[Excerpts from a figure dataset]
**********
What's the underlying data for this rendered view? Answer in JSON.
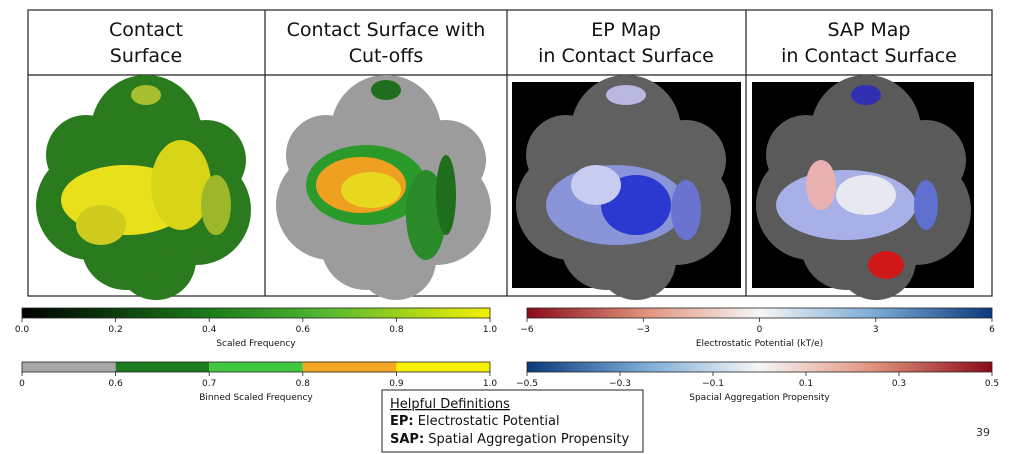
{
  "panels": [
    {
      "title": [
        "Contact",
        "Surface"
      ]
    },
    {
      "title": [
        "Contact Surface with",
        "Cut-offs"
      ]
    },
    {
      "title": [
        "EP Map",
        "in Contact Surface"
      ]
    },
    {
      "title": [
        "SAP Map",
        "in Contact Surface"
      ]
    }
  ],
  "colorbars": [
    {
      "label": "Scaled Frequency",
      "ticks": [
        "0.0",
        "0.2",
        "0.4",
        "0.6",
        "0.8",
        "1.0"
      ]
    },
    {
      "label": "Electrostatic Potential (kT/e)",
      "ticks": [
        "−6",
        "−3",
        "0",
        "3",
        "6"
      ]
    },
    {
      "label": "Binned Scaled Frequency",
      "ticks": [
        "0",
        "0.6",
        "0.7",
        "0.8",
        "0.9",
        "1.0"
      ]
    },
    {
      "label": "Spacial Aggregation Propensity",
      "ticks": [
        "−0.5",
        "−0.3",
        "−0.1",
        "0.1",
        "0.3",
        "0.5"
      ]
    }
  ],
  "definitions": {
    "title": "Helpful Definitions",
    "items": [
      {
        "term": "EP:",
        "text": "Electrostatic Potential"
      },
      {
        "term": "SAP:",
        "text": "Spatial Aggregation Propensity"
      }
    ]
  },
  "page_number": "39"
}
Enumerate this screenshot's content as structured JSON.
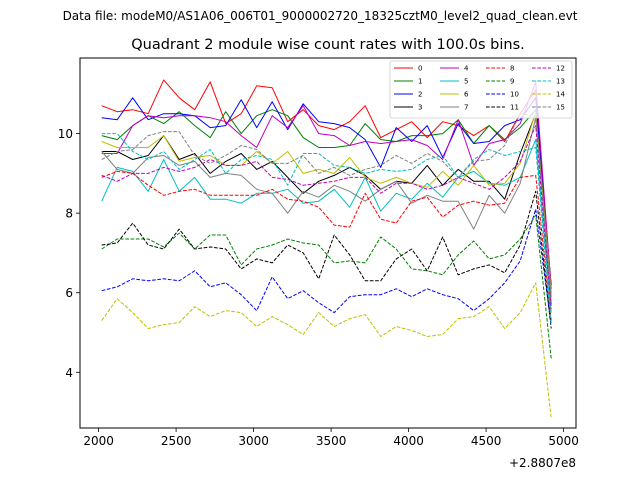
**********
### Instructions for the task
Omit every picture, then repeat the remaining data exactly as it appears above.

### The reply
What's the underlying data for this rendered view? Answer in JSON.
{
  "panels": [
    {
      "title": [
        "Contact",
        "Surface"
      ]
    },
    {
      "title": [
        "Contact Surface with",
        "Cut-offs"
      ]
    },
    {
      "title": [
        "EP Map",
        "in Contact Surface"
      ]
    },
    {
      "title": [
        "SAP Map",
        "in Contact Surface"
      ]
    }
  ],
  "colorbars": [
    {
      "label": "Scaled Frequency",
      "ticks": [
        "0.0",
        "0.2",
        "0.4",
        "0.6",
        "0.8",
        "1.0"
      ]
    },
    {
      "label": "Electrostatic Potential (kT/e)",
      "ticks": [
        "−6",
        "−3",
        "0",
        "3",
        "6"
      ]
    },
    {
      "label": "Binned Scaled Frequency",
      "ticks": [
        "0",
        "0.6",
        "0.7",
        "0.8",
        "0.9",
        "1.0"
      ]
    },
    {
      "label": "Spacial Aggregation Propensity",
      "ticks": [
        "−0.5",
        "−0.3",
        "−0.1",
        "0.1",
        "0.3",
        "0.5"
      ]
    }
  ],
  "definitions": {
    "title": "Helpful Definitions",
    "items": [
      {
        "term": "EP:",
        "text": "Electrostatic Potential"
      },
      {
        "term": "SAP:",
        "text": "Spatial Aggregation Propensity"
      }
    ]
  },
  "page_number": "39"
}
Enumerate this screenshot's content as structured JSON.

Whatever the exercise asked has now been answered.